- [RECORDS FOR THE EXERCISE]
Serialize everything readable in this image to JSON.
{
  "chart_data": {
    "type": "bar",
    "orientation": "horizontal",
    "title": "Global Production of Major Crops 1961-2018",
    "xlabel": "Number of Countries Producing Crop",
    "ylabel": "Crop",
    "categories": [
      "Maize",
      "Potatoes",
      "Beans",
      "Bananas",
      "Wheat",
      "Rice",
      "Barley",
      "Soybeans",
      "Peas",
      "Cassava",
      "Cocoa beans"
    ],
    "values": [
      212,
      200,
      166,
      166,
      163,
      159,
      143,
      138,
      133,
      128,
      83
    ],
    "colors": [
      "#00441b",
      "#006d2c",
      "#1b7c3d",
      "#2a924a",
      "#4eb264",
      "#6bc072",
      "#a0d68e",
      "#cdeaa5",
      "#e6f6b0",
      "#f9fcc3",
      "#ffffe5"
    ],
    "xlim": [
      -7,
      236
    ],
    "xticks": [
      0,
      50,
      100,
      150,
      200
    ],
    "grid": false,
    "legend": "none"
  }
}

* * *

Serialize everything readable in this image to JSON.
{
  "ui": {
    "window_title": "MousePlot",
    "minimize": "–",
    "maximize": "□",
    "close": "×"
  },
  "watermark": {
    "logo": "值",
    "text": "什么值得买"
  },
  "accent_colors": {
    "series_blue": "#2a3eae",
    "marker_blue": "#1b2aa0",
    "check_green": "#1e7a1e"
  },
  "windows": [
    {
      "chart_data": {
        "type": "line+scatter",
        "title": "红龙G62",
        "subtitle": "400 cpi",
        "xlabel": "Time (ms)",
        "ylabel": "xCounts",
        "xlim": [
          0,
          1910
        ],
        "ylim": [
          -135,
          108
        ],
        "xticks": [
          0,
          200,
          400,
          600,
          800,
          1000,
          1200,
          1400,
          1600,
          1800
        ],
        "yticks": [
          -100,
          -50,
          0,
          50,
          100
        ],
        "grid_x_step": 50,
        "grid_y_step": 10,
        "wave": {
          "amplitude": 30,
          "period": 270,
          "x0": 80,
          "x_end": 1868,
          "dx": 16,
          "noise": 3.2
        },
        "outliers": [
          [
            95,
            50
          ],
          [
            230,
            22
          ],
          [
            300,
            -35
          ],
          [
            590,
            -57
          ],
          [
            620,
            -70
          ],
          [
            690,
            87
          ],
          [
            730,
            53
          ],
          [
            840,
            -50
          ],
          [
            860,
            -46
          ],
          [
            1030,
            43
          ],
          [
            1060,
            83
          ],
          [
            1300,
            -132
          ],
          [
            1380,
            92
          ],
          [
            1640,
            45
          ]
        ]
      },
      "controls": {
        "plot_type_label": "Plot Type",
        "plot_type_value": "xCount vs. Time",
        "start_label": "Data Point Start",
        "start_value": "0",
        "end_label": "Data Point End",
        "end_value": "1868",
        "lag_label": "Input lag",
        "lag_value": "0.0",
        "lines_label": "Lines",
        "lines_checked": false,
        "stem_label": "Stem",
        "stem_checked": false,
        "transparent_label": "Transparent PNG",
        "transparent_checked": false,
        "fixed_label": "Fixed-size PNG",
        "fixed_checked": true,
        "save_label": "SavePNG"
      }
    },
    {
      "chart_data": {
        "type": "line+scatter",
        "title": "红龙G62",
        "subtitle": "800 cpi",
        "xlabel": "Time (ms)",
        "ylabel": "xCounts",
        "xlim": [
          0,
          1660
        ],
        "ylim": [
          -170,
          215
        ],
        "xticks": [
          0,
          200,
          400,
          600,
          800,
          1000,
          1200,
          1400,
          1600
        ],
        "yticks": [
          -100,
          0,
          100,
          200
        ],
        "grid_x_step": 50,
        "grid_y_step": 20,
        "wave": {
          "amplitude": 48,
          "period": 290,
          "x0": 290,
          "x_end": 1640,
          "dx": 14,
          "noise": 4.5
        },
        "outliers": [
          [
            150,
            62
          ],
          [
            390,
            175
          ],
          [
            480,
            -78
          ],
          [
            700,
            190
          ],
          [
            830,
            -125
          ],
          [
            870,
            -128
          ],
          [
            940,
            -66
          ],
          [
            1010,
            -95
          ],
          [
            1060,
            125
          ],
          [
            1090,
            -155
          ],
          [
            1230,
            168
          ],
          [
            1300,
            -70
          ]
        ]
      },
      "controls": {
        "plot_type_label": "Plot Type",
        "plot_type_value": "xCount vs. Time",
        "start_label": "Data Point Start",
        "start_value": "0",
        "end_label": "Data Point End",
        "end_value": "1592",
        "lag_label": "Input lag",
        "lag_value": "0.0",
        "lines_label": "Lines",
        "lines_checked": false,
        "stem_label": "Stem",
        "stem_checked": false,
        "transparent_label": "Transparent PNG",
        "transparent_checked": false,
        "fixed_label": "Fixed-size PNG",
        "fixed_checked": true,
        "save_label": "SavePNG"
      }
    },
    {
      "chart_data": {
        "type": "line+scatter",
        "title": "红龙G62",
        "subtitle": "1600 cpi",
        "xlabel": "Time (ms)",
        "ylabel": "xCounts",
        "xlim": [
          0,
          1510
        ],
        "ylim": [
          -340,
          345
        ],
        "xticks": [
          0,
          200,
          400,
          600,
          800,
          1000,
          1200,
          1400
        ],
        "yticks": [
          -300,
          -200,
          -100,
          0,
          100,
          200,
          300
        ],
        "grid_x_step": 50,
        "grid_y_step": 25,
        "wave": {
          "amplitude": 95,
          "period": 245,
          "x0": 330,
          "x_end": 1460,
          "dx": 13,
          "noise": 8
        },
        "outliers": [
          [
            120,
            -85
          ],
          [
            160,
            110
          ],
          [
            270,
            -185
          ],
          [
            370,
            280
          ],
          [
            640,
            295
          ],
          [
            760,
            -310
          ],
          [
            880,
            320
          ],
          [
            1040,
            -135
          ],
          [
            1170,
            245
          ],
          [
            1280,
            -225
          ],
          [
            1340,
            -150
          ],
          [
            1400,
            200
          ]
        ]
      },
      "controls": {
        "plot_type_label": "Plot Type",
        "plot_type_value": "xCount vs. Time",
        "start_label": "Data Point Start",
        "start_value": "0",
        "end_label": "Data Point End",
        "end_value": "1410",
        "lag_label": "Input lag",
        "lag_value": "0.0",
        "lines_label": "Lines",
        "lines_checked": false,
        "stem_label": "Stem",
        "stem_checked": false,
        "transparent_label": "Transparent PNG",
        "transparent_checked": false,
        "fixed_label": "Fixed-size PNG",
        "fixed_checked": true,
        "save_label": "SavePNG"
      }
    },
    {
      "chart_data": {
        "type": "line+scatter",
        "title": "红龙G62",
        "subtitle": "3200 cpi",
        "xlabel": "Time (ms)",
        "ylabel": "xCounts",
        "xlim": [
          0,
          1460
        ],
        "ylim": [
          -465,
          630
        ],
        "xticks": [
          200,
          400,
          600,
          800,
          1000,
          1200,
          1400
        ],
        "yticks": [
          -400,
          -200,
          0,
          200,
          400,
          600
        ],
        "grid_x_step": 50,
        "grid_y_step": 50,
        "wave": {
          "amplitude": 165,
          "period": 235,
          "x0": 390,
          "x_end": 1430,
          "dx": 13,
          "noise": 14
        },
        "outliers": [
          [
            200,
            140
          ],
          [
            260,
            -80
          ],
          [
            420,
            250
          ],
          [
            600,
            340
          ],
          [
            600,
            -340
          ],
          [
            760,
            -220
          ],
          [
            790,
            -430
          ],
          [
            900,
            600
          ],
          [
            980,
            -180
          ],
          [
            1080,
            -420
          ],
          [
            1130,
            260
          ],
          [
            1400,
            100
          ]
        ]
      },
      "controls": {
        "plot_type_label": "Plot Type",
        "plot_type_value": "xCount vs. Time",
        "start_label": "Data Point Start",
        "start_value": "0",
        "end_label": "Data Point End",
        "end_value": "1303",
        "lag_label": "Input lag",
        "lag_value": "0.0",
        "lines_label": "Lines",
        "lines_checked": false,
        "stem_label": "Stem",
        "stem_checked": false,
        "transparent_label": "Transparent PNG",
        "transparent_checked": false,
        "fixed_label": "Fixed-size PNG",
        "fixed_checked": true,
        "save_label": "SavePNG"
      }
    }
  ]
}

- [EXERCISE OBJECTIVE] Identify and copy all lines with the word "amplitude".

- [EXERCISE ANSWER]
          "amplitude": 30,
          "amplitude": 48,
          "amplitude": 95,
          "amplitude": 165,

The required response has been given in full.